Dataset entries

● ● ● ● ●

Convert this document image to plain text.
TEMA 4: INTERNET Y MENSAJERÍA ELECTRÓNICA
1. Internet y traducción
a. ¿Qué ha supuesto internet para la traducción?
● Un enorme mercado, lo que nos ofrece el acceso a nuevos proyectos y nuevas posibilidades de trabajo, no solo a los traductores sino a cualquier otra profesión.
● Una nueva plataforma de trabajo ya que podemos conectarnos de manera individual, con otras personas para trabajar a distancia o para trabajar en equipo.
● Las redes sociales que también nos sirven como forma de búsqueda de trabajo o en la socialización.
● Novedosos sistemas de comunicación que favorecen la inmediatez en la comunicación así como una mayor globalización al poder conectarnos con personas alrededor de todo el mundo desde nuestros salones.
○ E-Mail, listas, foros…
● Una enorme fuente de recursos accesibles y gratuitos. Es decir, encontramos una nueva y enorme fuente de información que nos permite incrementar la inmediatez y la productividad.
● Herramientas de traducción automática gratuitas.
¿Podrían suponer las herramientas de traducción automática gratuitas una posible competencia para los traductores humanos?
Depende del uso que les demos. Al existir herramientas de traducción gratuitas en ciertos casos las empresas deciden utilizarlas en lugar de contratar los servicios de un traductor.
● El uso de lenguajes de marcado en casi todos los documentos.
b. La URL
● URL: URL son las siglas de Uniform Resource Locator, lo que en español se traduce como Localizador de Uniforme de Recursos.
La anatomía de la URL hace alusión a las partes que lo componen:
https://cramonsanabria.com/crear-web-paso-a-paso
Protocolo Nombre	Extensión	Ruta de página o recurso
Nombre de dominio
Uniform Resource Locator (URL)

● ● ● ● ●

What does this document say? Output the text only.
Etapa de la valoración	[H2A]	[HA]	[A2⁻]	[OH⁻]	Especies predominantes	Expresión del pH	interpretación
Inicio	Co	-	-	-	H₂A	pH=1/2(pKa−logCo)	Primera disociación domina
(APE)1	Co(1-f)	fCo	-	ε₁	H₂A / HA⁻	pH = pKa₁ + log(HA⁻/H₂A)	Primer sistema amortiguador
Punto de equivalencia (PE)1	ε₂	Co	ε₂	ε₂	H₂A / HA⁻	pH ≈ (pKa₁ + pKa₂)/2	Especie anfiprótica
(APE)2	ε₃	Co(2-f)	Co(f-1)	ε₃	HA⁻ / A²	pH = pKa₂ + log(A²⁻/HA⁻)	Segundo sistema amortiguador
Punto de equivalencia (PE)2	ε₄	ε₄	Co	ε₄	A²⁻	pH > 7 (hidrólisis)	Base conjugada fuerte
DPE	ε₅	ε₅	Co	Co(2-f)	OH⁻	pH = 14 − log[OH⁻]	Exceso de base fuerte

● ● ● ● ●

#### [EXERCISE DETAILS]
Where a line above includes "pKa₁", copy that line.

#### [CORRECT RESPONSE]
(APE)1	Co(1-f)	fCo	-	ε₁	H₂A / HA⁻	pH = pKa₁ + log(HA⁻/H₂A)	Primer sistema amortiguador
Punto de equivalencia (PE)1	ε₂	Co	ε₂	ε₂	H₂A / HA⁻	pH ≈ (pKa₁ + pKa₂)/2	Especie anfiprótica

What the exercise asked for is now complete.